→ SET EXERCISE: Restate the full set of records exactly, without adding or dropping a word.

→ RECORDS PROVIDED:
_ _ _ _ _ _ _

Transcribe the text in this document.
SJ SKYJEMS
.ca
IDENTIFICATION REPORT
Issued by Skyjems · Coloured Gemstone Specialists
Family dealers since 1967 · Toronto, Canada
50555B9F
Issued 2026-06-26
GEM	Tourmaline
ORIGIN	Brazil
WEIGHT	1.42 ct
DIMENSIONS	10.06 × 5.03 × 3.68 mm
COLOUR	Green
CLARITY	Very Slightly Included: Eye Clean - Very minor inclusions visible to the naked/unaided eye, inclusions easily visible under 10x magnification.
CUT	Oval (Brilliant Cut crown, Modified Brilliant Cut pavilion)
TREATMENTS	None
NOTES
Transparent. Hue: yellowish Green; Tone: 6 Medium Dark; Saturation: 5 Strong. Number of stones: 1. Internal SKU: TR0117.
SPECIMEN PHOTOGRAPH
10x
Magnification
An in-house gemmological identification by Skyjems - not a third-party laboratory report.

_ _ _ _ _ _ _

→ EXERCISE RESPONSE:
Transcribe the text in this document.
SJ SKYJEMS
.ca
IDENTIFICATION REPORT
Issued by Skyjems · Coloured Gemstone Specialists
Family dealers since 1967 · Toronto, Canada
50555B9F
Issued 2026-06-26
GEM	Tourmaline
ORIGIN	Brazil
WEIGHT	1.42 ct
DIMENSIONS	10.06 × 5.03 × 3.68 mm
COLOUR	Green
CLARITY	Very Slightly Included: Eye Clean - Very minor inclusions visible to the naked/unaided eye, inclusions easily visible under 10x magnification.
CUT	Oval (Brilliant Cut crown, Modified Brilliant Cut pavilion)
TREATMENTS	None
NOTES
Transparent. Hue: yellowish Green; Tone: 6 Medium Dark; Saturation: 5 Strong. Number of stones: 1. Internal SKU: TR0117.
SPECIMEN PHOTOGRAPH
10x
Magnification
An in-house gemmological identification by Skyjems - not a third-party laboratory report.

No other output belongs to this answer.